*GIVEN REQUEST*:
Write out all of the lines below, exactly and completely.

*STORED RECORDS*:
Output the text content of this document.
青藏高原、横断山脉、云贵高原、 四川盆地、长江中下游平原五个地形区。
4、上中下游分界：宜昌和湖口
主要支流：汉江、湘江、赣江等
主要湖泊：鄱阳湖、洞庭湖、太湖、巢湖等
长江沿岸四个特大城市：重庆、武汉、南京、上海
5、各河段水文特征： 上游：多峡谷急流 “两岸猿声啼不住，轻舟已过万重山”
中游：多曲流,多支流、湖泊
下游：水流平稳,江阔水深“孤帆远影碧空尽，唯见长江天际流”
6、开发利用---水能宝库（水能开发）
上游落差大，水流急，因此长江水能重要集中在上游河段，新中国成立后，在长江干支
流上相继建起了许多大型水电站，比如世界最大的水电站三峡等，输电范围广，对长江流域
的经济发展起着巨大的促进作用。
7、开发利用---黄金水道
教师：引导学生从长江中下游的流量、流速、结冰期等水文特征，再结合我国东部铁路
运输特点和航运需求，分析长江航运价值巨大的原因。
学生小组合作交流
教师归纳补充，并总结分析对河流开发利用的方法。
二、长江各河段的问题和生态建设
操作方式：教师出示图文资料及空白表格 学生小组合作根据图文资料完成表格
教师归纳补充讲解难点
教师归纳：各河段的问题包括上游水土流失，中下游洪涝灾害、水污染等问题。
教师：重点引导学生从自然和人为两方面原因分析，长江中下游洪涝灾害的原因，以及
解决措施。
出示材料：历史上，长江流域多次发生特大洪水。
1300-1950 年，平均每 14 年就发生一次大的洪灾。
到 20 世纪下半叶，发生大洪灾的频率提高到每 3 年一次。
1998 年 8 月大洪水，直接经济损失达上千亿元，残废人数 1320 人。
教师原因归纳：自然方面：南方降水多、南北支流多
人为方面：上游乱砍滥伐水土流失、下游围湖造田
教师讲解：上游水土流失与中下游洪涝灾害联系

*PROBLEM SOLUTION*:
Output the text content of this document.
青藏高原、横断山脉、云贵高原、 四川盆地、长江中下游平原五个地形区。
4、上中下游分界：宜昌和湖口
主要支流：汉江、湘江、赣江等
主要湖泊：鄱阳湖、洞庭湖、太湖、巢湖等
长江沿岸四个特大城市：重庆、武汉、南京、上海
5、各河段水文特征： 上游：多峡谷急流 “两岸猿声啼不住，轻舟已过万重山”
中游：多曲流,多支流、湖泊
下游：水流平稳,江阔水深“孤帆远影碧空尽，唯见长江天际流”
6、开发利用---水能宝库（水能开发）
上游落差大，水流急，因此长江水能重要集中在上游河段，新中国成立后，在长江干支
流上相继建起了许多大型水电站，比如世界最大的水电站三峡等，输电范围广，对长江流域
的经济发展起着巨大的促进作用。
7、开发利用---黄金水道
教师：引导学生从长江中下游的流量、流速、结冰期等水文特征，再结合我国东部铁路
运输特点和航运需求，分析长江航运价值巨大的原因。
学生小组合作交流
教师归纳补充，并总结分析对河流开发利用的方法。
二、长江各河段的问题和生态建设
操作方式：教师出示图文资料及空白表格 学生小组合作根据图文资料完成表格
教师归纳补充讲解难点
教师归纳：各河段的问题包括上游水土流失，中下游洪涝灾害、水污染等问题。
教师：重点引导学生从自然和人为两方面原因分析，长江中下游洪涝灾害的原因，以及
解决措施。
出示材料：历史上，长江流域多次发生特大洪水。
1300-1950 年，平均每 14 年就发生一次大的洪灾。
到 20 世纪下半叶，发生大洪灾的频率提高到每 3 年一次。
1998 年 8 月大洪水，直接经济损失达上千亿元，残废人数 1320 人。
教师原因归纳：自然方面：南方降水多、南北支流多
人为方面：上游乱砍滥伐水土流失、下游围湖造田
教师讲解：上游水土流失与中下游洪涝灾害联系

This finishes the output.